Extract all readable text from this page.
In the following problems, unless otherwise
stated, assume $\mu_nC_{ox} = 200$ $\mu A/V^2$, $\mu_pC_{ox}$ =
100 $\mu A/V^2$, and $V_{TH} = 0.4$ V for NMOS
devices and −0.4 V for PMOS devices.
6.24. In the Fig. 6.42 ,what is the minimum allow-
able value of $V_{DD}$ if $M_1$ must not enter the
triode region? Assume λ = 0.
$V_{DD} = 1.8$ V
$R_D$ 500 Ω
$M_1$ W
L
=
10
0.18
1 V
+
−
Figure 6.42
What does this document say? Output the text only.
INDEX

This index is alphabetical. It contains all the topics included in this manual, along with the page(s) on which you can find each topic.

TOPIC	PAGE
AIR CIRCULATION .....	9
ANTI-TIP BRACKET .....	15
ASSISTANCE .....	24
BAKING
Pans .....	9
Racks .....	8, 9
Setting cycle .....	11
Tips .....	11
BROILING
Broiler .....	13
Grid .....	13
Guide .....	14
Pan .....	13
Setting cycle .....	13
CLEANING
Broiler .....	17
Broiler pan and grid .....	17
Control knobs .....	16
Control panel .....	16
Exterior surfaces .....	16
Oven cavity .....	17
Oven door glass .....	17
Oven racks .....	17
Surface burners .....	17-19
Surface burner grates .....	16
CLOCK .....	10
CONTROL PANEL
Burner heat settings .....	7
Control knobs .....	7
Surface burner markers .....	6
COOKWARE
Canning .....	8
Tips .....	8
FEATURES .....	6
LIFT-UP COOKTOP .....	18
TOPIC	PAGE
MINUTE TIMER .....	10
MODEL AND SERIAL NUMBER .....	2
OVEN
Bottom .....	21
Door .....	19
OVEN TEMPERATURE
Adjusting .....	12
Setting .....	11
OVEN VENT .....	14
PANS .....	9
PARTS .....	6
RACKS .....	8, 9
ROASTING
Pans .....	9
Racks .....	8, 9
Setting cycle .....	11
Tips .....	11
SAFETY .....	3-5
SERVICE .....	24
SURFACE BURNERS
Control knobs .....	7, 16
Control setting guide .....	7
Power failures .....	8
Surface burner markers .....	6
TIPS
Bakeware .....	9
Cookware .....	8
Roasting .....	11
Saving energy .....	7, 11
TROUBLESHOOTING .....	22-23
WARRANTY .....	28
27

------------

» Challenge
Starting from the line containing "What does this", repeat each line through the end of the entries, exactly.

» Output for this exercise
What does this document say? Output the text only.
INDEX

This index is alphabetical. It contains all the topics included in this manual, along with the page(s) on which you can find each topic.

TOPIC	PAGE
AIR CIRCULATION .....	9
ANTI-TIP BRACKET .....	15
ASSISTANCE .....	24
BAKING
Pans .....	9
Racks .....	8, 9
Setting cycle .....	11
Tips .....	11
BROILING
Broiler .....	13
Grid .....	13
Guide .....	14
Pan .....	13
Setting cycle .....	13
CLEANING
Broiler .....	17
Broiler pan and grid .....	17
Control knobs .....	16
Control panel .....	16
Exterior surfaces .....	16
Oven cavity .....	17
Oven door glass .....	17
Oven racks .....	17
Surface burners .....	17-19
Surface burner grates .....	16
CLOCK .....	10
CONTROL PANEL
Burner heat settings .....	7
Control knobs .....	7
Surface burner markers .....	6
COOKWARE
Canning .....	8
Tips .....	8
FEATURES .....	6
LIFT-UP COOKTOP .....	18
TOPIC	PAGE
MINUTE TIMER .....	10
MODEL AND SERIAL NUMBER .....	2
OVEN
Bottom .....	21
Door .....	19
OVEN TEMPERATURE
Adjusting .....	12
Setting .....	11
OVEN VENT .....	14
PANS .....	9
PARTS .....	6
RACKS .....	8, 9
ROASTING
Pans .....	9
Racks .....	8, 9
Setting cycle .....	11
Tips .....	11
SAFETY .....	3-5
SERVICE .....	24
SURFACE BURNERS
Control knobs .....	7, 16
Control setting guide .....	7
Power failures .....	8
Surface burner markers .....	6
TIPS
Bakeware .....	9
Cookware .....	8
Roasting .....	11
Saving energy .....	7, 11
TROUBLESHOOTING .....	22-23
WARRANTY .....	28
27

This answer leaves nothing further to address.